Extracted entries:
========================================================================
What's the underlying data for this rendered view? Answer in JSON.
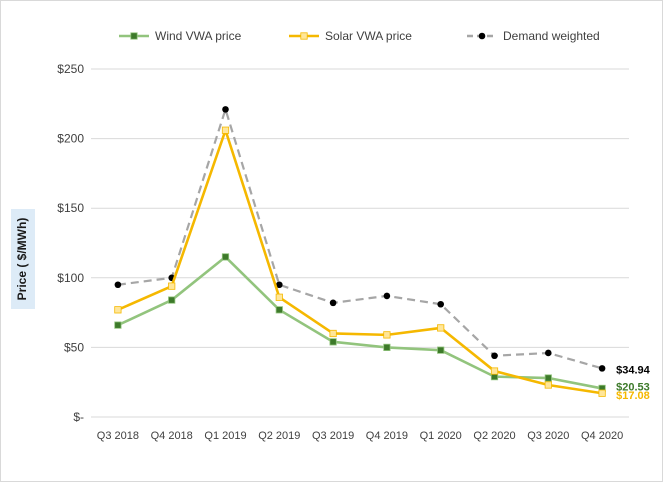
{
  "chart_data": {
    "type": "line",
    "categories": [
      "Q3 2018",
      "Q4 2018",
      "Q1 2019",
      "Q2 2019",
      "Q3 2019",
      "Q4 2019",
      "Q1 2020",
      "Q2 2020",
      "Q3 2020",
      "Q4 2020"
    ],
    "series": [
      {
        "name": "Wind VWA price",
        "color": "#92c47d",
        "marker_color": "#3d7a2a",
        "marker": "square",
        "dash": "solid",
        "values": [
          66,
          84,
          115,
          77,
          54,
          50,
          48,
          29,
          28,
          20.53
        ]
      },
      {
        "name": "Solar VWA price",
        "color": "#f5b800",
        "marker_color": "#ffe699",
        "marker": "square",
        "dash": "solid",
        "values": [
          77,
          94,
          206,
          86,
          60,
          59,
          64,
          33,
          23,
          17.08
        ]
      },
      {
        "name": "Demand weighted",
        "color": "#a6a6a6",
        "marker_color": "#000000",
        "marker": "circle",
        "dash": "dashed",
        "values": [
          95,
          100,
          221,
          95,
          82,
          87,
          81,
          44,
          46,
          34.94
        ]
      }
    ],
    "end_labels": [
      {
        "series": "Demand weighted",
        "text": "$34.94",
        "color": "#000000"
      },
      {
        "series": "Wind VWA price",
        "text": "$20.53",
        "color": "#3d7a2a"
      },
      {
        "series": "Solar VWA price",
        "text": "$17.08",
        "color": "#f5b800"
      }
    ],
    "ylabel": "Price ( $/MWh)",
    "ylabel_bg": "#ddebf7",
    "ylim": [
      0,
      250
    ],
    "y_ticks": [
      0,
      50,
      100,
      150,
      200,
      250
    ],
    "y_tick_labels": [
      "$-",
      "$50",
      "$100",
      "$150",
      "$200",
      "$250"
    ],
    "grid": true,
    "grid_color": "#d9d9d9",
    "legend_position": "top"
  }
}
========================================================================
Goal: State, as a number only, how many lines in the entries include "Wind".

Answer to the problem: 2